**本文抜粋**
糖尿病と診断されたら年に1度は眼科受診を
糖尿病網膜症は、進行すると失明にもつながる深刻な疾患だ。しかし、ものを見るために最も重要な働きをする黄斑部(網膜の中心部)に障害が及ぶまで視力への影響は表れにくく、見えづらいなどの自覚症状が出てから眼科を受診しても治療が困難な場合がある。実際、糖尿病網膜症罹患者のうち37.5%は、網膜症診断時に自覚症状はまったくなかったという(図3)。
糖尿病診療ガイドラインでは、少なくとも年1回眼科を定期受診することが望ましいとし、リスクの高いケースではより短い間隔での受診を勧めている。しかし調査回答者の46.9%は、糖尿病と診断されたら年1回以上の眼科受診が必要であることを知らなかったと答え、患者への情報提供が十分でない現状がうかがえた(図4)。
網膜症の発症と重症化を予防するには、糖尿病治療の継続はもちろん、早期の眼科受診と、適切な頻度での眼科定期受診がカギを握る。そのためには、患者の理解を促す十分な情報提供と、眼科医と糖尿病治療医の連携をベースとした具体的な行動支援が不可欠となる。

**抜粋データ**
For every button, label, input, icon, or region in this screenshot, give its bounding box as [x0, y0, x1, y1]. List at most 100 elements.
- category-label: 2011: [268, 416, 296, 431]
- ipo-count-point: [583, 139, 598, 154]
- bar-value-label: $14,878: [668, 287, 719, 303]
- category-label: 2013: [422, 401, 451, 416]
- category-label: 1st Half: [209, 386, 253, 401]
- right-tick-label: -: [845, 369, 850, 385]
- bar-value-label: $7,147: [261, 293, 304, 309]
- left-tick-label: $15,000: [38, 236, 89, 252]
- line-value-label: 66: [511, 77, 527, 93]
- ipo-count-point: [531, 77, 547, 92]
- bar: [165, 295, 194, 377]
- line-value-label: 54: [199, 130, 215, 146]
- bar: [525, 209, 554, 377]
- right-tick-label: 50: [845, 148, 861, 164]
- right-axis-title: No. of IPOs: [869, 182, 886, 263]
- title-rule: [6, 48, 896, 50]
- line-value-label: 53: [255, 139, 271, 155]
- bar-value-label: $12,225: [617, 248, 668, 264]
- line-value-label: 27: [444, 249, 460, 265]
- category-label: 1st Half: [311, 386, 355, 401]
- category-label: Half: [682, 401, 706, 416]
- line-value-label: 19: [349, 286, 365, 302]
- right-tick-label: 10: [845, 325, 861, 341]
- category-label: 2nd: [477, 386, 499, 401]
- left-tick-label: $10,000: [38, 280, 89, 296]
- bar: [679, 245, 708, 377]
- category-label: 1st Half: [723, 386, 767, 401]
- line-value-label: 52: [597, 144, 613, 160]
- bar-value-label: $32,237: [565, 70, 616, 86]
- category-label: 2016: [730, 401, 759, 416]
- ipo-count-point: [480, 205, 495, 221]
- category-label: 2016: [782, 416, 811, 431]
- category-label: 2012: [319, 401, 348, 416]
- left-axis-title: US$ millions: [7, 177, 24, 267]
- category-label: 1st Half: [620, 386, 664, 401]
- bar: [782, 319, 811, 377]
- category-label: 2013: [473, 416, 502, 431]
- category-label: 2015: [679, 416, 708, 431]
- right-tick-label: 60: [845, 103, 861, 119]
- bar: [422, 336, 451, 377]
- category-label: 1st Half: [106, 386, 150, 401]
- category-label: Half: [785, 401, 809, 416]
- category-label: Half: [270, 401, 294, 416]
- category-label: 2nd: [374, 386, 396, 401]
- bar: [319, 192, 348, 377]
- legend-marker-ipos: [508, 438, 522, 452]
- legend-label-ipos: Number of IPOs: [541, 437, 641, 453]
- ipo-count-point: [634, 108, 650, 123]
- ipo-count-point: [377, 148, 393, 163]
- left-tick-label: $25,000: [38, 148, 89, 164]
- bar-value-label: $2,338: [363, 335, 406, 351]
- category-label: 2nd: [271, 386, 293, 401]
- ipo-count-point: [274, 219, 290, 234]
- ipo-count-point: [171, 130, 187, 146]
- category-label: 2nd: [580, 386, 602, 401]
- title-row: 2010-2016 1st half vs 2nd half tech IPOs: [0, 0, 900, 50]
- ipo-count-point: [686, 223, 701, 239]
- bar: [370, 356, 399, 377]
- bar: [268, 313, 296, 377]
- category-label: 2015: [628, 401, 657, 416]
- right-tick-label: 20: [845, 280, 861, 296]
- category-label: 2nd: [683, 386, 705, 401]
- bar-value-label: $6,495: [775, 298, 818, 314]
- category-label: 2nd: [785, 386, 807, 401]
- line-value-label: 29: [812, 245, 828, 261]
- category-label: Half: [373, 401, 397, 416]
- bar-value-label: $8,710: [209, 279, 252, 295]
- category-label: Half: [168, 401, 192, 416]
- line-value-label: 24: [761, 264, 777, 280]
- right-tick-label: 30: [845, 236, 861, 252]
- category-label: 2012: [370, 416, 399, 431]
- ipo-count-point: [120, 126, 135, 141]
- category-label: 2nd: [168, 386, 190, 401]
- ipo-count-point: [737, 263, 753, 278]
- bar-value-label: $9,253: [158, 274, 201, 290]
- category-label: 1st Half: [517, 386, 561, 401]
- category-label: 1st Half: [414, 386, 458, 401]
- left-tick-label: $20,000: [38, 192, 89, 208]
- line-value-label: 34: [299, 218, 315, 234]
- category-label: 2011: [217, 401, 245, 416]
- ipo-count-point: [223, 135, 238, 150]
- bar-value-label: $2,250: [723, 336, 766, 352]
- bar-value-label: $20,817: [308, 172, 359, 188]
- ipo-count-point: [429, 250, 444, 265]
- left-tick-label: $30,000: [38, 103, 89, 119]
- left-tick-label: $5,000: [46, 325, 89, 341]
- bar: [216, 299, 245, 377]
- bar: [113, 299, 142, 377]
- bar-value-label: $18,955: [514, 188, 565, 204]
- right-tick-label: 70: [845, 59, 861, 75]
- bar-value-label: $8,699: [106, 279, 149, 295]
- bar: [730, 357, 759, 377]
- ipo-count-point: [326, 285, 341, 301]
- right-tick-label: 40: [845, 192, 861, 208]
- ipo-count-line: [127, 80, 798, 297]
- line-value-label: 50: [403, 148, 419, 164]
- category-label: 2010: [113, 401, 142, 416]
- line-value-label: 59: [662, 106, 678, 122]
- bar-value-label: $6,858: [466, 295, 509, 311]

**設問**
糖尿病網膜症についての本文によると、糖尿病診療ガイドラインでは、眼科の定期受診をどのくらいの頻度で行うのが望ましいとしていますか。

**解答**
少なくとも年1回です。